* THE PROBLEM:
Find the line containing "What text is on this page?", then print it and each following line through the end of the records, exactly and with nothing added; leave out any pictures.

* MATERIAL TO PROCESS:
##############################
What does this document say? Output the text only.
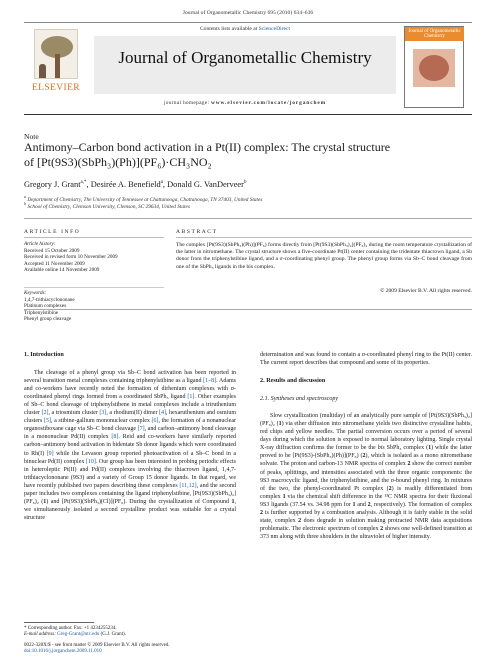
Journal of Organometallic Chemistry 695 (2010) 634–636
ELSEVIER
Contents lists available at ScienceDirect
Journal of Organometallic Chemistry
journal homepage: www.elsevier.com/locate/jorganchem
Journal of Organometallic Chemistry
Note
Antimony–Carbon bond activation in a Pt(II) complex: The crystal structure
of [Pt(9S3)(SbPh₃)(Ph)](PF₆)·CH₃NO₂
Gregory J. Grant$^{a,*}$, Desirée A. Benefield$^a$, Donald G. VanDerveer$^b$
$^a$ Department of Chemistry, The University of Tennessee at Chattanooga, Chattanooga, TN 37403, United States
$^b$ School of Chemistry, Clemson University, Clemson, SC 29634, United States
ARTICLE INFO	ABSTRACT
Article history:
Received 15 October 2009
Received in revised form 10 November 2009
Accepted 11 November 2009
Available online 14 November 2009
Keywords:
1,4,7-trithiacyclononane
Platinum complexes
Triphenylstibine
Phenyl group cleavage
The complex [Pt(9S3)(SbPh₃)(Ph)](PF₆) forms directly from [Pt(9S3)(SbPh₃)₂](PF₆)₂ during the room temperature crystallization of the latter in nitromethane. The crystal structure shows a five-coordinate Pt(II) center containing the tridentate thiacrown ligand, a Sb donor from the triphenylstibine ligand, and a σ-coordinating phenyl group. The phenyl group forms via Sb–C bond cleavage from one of the SbPh₃ ligands in the bis complex.
© 2009 Elsevier B.V. All rights reserved.
1. Introduction

The cleavage of a phenyl group via Sb–C bond activation has been reported in several transition metal complexes containing triphenylstibine as a ligand [1–8]. Adams and co-workers have recently noted the formation of dirhenium complexes with σ-coordinated phenyl rings formed from a coordinated SbPh₃ ligand [1]. Other examples of Sb–C bond cleavage of triphenylstibene in metal complexes include a triruthenium cluster [2], a triosmium cluster [3], a rhodium(II) dimer [4], hexaruthenium and osmium clusters [5], a stibine-gallium mononuclear complex [6], the formation of a nonanuclear organostiboxane cage via Sb–C bond cleavage [7], and carbon–antimony bond cleavage in a mononuclear Pd(II) complex [8]. Reid and co-workers have similarly reported carbon–antimony bond activation in bidentate Sb donor ligands which were coordinated to Rh(I) [9] while the Levason group reported photoactivation of a Sb–C bond in a binuclear Pd(II) complex [10]. Our group has been interested in probing periodic effects in heteroleptic Pt(II) and Pd(II) complexes involving the thiacrown ligand, 1,4,7-trithiacyclononane (9S3) and a variety of Group 15 donor ligands. In that regard, we have recently published two papers describing these complexes [11,12], and the second paper includes two complexes containing the ligand triphenylstibine, [Pt(9S3)(SbPh₃)₂](PF₆)₂ (1) and [Pt(9S3)(SbPh₃)(Cl)](PF₆). During the crystallization of Compound 1, we simultaneously isolated a second crystalline product was suitable for a crystal structure

determination and was found to contain a σ-coordinated phenyl ring to the Pt(II) center. The current report describes that compound and some of its properties.

2. Results and discussion
2.1. Syntheses and spectroscopy

Slow crystallization (multiday) of an analytically pure sample of [Pt(9S3)(SbPh₃)₂](PF₆)₂ (1) via ether diffusion into nitromethane yields two distinctive crystalline habits, red chips and yellow needles. The partial conversion occurs over a period of several days during which the solution is exposed to normal laboratory lighting. Single crystal X-ray diffraction confirms the former to be the bis SbPh₃ complex (1) while the latter proved to be [Pt(9S3)-(SbPh₃)(Ph)](PF₆) (2), which is isolated as a mono nitromethane solvate. The proton and carbon-13 NMR spectra of complex 2 show the correct number of peaks, splittings, and intensities associated with the three organic components: the 9S3 macrocyclic ligand, the triphenylstibine, and the σ-bound phenyl ring. In mixtures of the two, the phenyl-coordinated Pt complex (2) is readily differentiated from complex 1 via the chemical shift difference in the ¹³C NMR spectra for their fluxional 9S3 ligands (37.54 vs. 34.98 ppm for 1 and 2, respectively). The formation of complex 2 is further supported by a combustion analysis. Although it is fairly stable in the solid state, complex 2 does degrade in solution making protracted NMR data acquisitions problematic. The electronic spectrum of complex 2 shows one well-defined transition at 373 nm along with three shoulders in the ultraviolet of higher intensity.

* Corresponding author. Fax: +1 4234255234.
E-mail address: Greg-Grant@utc.edu (G.J. Grant).
0022-328X/$ - see front matter © 2009 Elsevier B.V. All rights reserved.
doi:10.1016/j.jorganchem.2009.11.010
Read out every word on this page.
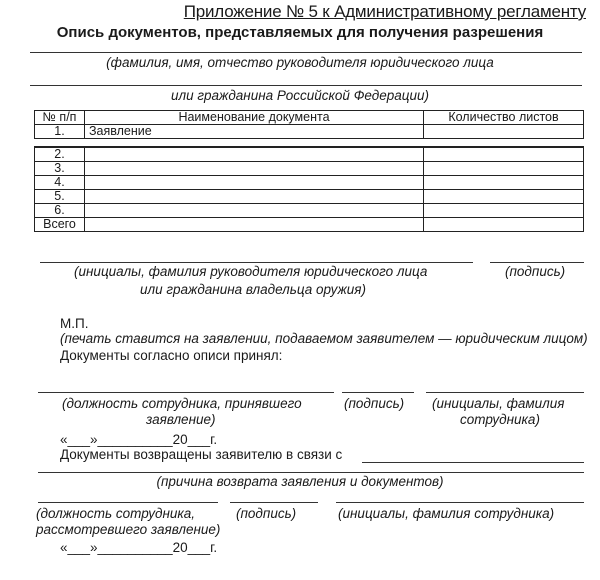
Приложение № 5 к Административному регламенту
Опись документов, представляемых для получения разрешения
(фамилия, имя, отчество руководителя юридического лица
или гражданина Российской Федерации)
№ п/п	Наименование документа	Количество листов
1.	Заявление	

2.		
3.		
4.		
5.		
6.		
Всего		
(инициалы, фамилия руководителя юридического лица	(подпись)
или гражданина владельца оружия)
М.П.
(печать ставится на заявлении, подаваемом заявителем — юридическим лицом)
Документы согласно описи принял:
(должность сотрудника, принявшего
заявление)
(подпись) (инициалы, фамилия
сотрудника)
«___»__________20___г.
Документы возвращены заявителю в связи с
(причина возврата заявления и документов)
(должность сотрудника,
рассмотревшего заявление)
(подпись)	(инициалы, фамилия сотрудника)
«___»__________20___г.
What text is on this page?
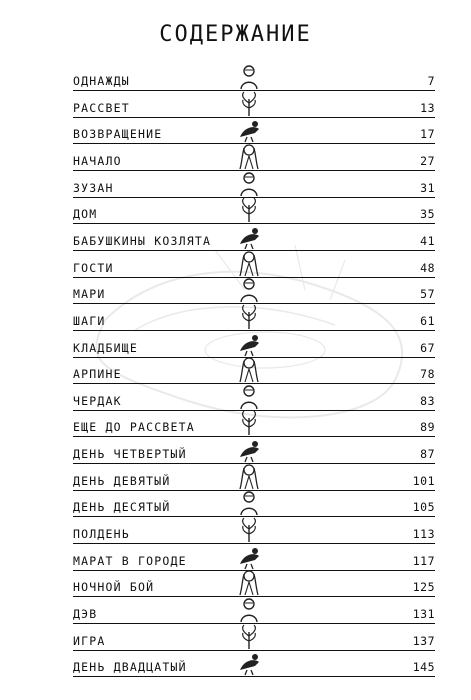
СОДЕРЖАНИЕ
ОДНАЖДЫ	7
РАССВЕТ	13
ВОЗВРАЩЕНИЕ	17
НАЧАЛО	27
ЗУЗАН	31
ДОМ	35
БАБУШКИНЫ КОЗЛЯТА	41
ГОСТИ	48
МАРИ	57
ШАГИ	61
КЛАДБИЩЕ	67
АРПИНЕ	78
ЧЕРДАК	83
ЕЩЕ ДО РАССВЕТА	89
ДЕНЬ ЧЕТВЕРТЫЙ	87
ДЕНЬ ДЕВЯТЫЙ	101
ДЕНЬ ДЕСЯТЫЙ	105
ПОЛДЕНЬ	113
МАРАТ В ГОРОДЕ	117
НОЧНОЙ БОЙ	125
ДЭВ	131
ИГРА	137
ДЕНЬ ДВАДЦАТЫЙ	145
##############################
* FINAL RESULT:
What text is on this page?
СОДЕРЖАНИЕ
ОДНАЖДЫ	7
РАССВЕТ	13
ВОЗВРАЩЕНИЕ	17
НАЧАЛО	27
ЗУЗАН	31
ДОМ	35
БАБУШКИНЫ КОЗЛЯТА	41
ГОСТИ	48
МАРИ	57
ШАГИ	61
КЛАДБИЩЕ	67
АРПИНЕ	78
ЧЕРДАК	83
ЕЩЕ ДО РАССВЕТА	89
ДЕНЬ ЧЕТВЕРТЫЙ	87
ДЕНЬ ДЕВЯТЫЙ	101
ДЕНЬ ДЕСЯТЫЙ	105
ПОЛДЕНЬ	113
МАРАТ В ГОРОДЕ	117
НОЧНОЙ БОЙ	125
ДЭВ	131
ИГРА	137
ДЕНЬ ДВАДЦАТЫЙ	145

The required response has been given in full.